Provided material –

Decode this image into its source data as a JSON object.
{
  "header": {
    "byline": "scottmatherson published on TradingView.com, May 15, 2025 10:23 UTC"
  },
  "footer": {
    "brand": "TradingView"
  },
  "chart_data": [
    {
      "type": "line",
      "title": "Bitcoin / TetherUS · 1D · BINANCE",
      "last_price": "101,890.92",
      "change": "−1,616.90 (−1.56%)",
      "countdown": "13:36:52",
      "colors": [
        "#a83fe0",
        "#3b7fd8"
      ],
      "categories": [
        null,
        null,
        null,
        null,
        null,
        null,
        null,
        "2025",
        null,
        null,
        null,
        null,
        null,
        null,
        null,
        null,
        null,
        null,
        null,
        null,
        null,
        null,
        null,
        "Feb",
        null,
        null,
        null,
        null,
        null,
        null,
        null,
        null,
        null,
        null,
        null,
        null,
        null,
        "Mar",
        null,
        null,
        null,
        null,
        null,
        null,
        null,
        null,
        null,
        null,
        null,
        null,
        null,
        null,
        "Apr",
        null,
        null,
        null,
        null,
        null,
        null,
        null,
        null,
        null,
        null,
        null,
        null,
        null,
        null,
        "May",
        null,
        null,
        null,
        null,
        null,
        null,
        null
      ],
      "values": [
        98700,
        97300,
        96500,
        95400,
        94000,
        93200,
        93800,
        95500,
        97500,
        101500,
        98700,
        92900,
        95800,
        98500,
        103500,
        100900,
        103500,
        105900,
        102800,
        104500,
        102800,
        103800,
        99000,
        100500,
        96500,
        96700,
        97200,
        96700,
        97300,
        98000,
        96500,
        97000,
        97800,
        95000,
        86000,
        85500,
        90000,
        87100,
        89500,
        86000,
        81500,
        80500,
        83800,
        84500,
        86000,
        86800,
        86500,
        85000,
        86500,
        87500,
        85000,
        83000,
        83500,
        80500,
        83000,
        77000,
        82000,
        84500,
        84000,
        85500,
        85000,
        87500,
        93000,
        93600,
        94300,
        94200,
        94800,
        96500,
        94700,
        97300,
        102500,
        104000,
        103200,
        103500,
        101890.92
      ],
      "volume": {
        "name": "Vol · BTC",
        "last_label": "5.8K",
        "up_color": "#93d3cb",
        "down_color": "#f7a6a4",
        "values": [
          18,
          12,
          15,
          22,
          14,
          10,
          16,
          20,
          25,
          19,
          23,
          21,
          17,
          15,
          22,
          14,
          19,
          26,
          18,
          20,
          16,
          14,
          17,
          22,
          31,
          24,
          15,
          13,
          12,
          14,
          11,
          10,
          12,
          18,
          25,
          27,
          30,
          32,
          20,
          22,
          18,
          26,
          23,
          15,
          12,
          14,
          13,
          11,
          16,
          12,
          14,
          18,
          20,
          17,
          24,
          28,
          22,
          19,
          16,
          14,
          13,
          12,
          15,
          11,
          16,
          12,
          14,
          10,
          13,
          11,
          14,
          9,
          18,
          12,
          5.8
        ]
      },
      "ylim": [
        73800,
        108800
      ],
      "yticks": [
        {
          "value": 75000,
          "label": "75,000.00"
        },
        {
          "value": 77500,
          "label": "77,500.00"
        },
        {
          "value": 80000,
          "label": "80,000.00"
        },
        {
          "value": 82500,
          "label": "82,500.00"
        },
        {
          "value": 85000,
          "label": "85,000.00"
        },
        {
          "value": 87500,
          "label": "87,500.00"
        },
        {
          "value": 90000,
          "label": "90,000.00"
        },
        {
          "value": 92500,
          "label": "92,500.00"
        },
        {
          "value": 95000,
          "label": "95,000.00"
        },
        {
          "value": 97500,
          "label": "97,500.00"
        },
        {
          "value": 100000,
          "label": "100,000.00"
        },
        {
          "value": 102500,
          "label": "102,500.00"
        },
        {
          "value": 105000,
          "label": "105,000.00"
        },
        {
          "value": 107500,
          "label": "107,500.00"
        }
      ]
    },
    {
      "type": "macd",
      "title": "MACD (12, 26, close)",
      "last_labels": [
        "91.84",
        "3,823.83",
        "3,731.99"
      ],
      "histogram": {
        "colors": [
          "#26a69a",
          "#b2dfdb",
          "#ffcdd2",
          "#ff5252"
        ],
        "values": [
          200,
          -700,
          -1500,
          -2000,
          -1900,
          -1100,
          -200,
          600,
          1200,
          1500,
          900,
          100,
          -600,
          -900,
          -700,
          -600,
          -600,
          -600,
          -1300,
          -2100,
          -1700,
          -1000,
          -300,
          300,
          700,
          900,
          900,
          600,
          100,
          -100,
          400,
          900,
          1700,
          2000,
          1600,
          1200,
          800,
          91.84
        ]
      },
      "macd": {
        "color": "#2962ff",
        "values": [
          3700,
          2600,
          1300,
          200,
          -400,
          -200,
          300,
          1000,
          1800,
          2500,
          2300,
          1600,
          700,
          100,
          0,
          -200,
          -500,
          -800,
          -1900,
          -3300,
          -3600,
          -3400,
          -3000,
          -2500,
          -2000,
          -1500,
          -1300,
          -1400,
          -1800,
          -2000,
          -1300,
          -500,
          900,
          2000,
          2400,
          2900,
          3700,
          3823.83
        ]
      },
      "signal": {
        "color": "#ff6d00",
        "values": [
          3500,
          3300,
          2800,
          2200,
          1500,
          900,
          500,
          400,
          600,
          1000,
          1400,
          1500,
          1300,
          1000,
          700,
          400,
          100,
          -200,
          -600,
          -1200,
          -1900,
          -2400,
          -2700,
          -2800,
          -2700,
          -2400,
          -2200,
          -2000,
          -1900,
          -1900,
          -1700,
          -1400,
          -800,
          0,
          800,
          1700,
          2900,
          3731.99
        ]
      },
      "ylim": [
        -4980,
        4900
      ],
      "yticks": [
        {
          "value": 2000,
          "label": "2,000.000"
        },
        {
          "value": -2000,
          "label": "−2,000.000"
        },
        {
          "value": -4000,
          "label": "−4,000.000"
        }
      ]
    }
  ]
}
...
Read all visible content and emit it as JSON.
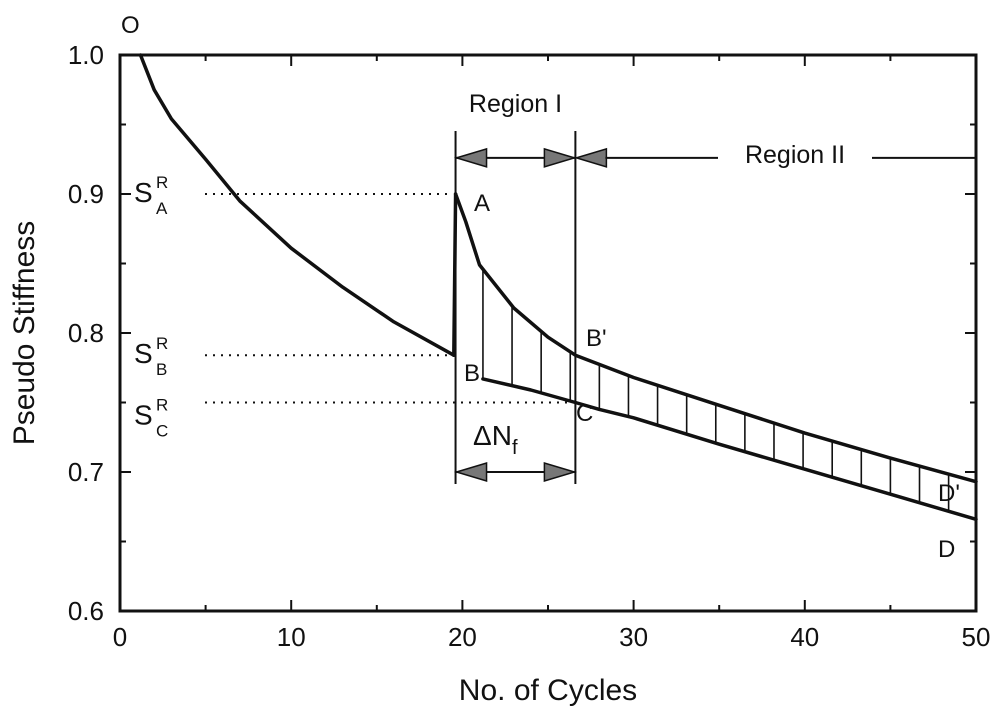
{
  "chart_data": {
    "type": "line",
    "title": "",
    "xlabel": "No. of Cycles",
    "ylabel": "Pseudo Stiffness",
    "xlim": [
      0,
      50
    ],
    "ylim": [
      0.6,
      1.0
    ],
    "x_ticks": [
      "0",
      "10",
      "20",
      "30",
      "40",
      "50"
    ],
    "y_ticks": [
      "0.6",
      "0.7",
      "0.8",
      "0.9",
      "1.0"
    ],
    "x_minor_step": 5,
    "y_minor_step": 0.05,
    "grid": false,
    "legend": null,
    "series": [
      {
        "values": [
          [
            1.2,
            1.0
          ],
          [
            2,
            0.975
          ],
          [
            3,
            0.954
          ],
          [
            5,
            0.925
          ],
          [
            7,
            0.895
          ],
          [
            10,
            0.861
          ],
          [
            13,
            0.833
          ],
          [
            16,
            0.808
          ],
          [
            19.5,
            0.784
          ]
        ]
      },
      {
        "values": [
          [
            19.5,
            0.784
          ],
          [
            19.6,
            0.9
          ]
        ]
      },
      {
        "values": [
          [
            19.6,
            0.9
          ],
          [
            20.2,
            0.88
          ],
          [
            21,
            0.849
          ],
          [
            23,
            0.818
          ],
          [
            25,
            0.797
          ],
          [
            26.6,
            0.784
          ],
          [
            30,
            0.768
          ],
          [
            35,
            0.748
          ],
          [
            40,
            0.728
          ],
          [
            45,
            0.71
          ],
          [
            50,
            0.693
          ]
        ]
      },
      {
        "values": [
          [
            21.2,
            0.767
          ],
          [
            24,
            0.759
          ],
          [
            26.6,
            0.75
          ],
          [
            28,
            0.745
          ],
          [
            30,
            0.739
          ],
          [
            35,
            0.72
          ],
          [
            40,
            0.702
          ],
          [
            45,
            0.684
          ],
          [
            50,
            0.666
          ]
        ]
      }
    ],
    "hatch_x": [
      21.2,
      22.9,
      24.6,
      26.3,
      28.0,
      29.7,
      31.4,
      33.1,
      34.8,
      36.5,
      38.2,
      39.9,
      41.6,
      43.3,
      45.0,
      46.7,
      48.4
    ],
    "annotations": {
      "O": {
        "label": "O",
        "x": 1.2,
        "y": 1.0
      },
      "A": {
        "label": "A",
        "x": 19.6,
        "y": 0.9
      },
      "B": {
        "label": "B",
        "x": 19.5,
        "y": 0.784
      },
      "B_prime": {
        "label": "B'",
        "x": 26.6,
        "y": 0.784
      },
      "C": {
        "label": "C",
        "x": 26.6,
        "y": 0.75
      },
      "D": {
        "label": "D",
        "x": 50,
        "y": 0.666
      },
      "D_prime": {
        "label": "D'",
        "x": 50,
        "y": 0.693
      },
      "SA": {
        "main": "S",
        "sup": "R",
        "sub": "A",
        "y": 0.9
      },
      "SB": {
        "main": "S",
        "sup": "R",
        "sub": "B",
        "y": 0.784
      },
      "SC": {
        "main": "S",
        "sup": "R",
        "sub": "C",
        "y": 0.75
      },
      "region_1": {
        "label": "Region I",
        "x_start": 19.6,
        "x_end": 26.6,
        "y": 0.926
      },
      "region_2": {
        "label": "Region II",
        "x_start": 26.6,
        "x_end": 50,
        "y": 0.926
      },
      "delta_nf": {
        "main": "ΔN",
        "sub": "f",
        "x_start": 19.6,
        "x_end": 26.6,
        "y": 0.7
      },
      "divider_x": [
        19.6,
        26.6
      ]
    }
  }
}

Task objective – Pick out the lines containing the string "TradingView" and show them.

Solution to this task –
    "byline": "scottmatherson published on TradingView.com, May 15, 2025 10:23 UTC"
    "brand": "TradingView"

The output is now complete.